▶ Exercise brief: Identify each line holding the string "ОСББ" and copy it.

^^^^^^^^

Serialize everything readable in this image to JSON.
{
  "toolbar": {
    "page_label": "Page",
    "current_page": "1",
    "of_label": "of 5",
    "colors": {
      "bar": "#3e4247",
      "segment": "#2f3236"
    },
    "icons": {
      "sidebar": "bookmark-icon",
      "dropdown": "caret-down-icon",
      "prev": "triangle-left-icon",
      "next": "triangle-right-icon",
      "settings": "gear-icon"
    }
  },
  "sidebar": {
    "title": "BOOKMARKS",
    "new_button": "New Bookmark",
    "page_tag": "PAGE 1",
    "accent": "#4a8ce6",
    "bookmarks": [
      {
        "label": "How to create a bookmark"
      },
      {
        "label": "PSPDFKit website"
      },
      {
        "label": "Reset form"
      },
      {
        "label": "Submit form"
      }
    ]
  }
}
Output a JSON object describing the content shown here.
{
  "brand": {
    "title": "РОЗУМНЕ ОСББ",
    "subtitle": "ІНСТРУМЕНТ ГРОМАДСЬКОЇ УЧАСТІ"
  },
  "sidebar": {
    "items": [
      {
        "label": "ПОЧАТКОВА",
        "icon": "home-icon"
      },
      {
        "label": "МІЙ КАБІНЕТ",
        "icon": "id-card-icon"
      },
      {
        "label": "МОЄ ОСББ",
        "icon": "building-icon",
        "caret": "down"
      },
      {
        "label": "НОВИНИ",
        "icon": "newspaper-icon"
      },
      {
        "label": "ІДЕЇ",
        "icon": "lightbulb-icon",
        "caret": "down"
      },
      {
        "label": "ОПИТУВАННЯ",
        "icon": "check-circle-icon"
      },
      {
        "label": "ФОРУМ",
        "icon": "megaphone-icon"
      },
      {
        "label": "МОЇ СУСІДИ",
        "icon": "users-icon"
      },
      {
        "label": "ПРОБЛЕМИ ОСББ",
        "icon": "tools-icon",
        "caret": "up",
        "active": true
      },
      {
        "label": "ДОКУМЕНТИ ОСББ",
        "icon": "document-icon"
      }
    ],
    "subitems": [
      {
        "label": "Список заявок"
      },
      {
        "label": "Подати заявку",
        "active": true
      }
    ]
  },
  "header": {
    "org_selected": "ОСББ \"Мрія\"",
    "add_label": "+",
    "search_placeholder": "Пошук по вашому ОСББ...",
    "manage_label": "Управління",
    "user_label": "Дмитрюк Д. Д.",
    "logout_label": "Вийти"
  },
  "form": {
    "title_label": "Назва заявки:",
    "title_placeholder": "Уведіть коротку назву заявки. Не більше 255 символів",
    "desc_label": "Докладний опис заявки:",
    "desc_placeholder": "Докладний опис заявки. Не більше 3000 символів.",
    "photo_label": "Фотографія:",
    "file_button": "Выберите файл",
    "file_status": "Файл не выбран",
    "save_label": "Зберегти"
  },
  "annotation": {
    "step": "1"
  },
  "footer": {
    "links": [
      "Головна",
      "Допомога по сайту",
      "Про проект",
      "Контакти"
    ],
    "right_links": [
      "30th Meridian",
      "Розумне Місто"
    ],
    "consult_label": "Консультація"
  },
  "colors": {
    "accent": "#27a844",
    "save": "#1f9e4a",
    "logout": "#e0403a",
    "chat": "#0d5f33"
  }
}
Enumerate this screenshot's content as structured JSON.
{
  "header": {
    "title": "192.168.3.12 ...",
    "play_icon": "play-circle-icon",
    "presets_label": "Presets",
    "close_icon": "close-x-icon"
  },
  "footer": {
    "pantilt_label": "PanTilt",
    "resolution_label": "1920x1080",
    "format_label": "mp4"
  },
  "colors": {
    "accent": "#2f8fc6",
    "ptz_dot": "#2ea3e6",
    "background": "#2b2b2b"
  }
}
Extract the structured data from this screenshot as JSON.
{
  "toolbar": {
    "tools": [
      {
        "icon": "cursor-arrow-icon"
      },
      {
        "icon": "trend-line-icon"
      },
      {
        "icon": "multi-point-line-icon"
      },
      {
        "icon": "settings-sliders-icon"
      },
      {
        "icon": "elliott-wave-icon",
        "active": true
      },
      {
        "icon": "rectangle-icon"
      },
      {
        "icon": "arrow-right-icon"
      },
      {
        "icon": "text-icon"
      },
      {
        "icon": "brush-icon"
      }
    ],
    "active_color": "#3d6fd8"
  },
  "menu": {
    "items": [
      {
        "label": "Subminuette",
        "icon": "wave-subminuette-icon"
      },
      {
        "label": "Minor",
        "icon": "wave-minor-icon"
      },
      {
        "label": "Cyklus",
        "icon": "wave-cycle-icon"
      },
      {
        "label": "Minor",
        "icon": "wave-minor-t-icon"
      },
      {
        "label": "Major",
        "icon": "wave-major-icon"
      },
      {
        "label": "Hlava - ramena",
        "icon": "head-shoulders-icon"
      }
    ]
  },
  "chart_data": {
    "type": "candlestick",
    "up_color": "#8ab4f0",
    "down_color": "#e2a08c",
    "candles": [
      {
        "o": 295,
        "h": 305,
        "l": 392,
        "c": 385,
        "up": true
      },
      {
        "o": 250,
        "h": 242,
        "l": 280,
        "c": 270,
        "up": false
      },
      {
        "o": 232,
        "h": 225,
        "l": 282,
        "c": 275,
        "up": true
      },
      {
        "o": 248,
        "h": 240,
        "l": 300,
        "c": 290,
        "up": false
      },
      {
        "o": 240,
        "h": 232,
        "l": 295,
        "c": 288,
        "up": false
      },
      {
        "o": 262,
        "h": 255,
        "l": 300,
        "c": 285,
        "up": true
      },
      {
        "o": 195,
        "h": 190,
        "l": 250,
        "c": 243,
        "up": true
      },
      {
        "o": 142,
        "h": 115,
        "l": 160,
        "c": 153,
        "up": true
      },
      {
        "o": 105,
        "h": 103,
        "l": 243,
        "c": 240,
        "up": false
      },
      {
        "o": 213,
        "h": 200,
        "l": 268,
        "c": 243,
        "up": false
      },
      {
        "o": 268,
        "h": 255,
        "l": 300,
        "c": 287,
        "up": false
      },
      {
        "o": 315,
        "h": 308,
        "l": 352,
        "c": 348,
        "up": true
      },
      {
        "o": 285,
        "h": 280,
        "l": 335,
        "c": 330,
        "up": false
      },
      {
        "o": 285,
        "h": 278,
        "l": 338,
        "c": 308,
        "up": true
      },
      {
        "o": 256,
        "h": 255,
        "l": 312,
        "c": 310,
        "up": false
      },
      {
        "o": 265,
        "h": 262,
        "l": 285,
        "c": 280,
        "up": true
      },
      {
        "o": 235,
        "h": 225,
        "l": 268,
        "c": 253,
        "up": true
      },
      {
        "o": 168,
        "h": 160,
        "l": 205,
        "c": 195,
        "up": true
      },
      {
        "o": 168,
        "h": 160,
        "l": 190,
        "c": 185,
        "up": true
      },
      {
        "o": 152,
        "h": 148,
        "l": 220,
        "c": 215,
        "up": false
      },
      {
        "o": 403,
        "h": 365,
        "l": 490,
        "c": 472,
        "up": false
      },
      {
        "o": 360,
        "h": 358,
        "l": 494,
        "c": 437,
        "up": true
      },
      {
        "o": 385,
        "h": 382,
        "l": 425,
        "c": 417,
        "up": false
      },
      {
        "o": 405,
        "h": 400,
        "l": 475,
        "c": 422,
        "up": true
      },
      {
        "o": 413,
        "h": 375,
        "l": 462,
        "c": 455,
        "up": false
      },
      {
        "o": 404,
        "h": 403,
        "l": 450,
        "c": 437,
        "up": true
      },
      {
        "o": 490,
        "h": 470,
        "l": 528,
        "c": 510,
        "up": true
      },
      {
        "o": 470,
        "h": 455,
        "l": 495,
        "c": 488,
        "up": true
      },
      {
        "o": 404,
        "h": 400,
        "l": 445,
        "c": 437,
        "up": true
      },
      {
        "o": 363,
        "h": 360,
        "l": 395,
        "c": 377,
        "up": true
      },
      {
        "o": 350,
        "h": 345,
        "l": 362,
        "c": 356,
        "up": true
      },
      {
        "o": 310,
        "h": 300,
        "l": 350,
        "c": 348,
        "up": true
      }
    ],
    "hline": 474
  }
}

^^^^^^^^

▶ Response to the task:
    "title": "РОЗУМНЕ ОСББ",
        "label": "МОЄ ОСББ",
        "label": "ПРОБЛЕМИ ОСББ",
        "label": "ДОКУМЕНТИ ОСББ",
    "org_selected": "ОСББ \"Мрія\"",
    "search_placeholder": "Пошук по вашому ОСББ...",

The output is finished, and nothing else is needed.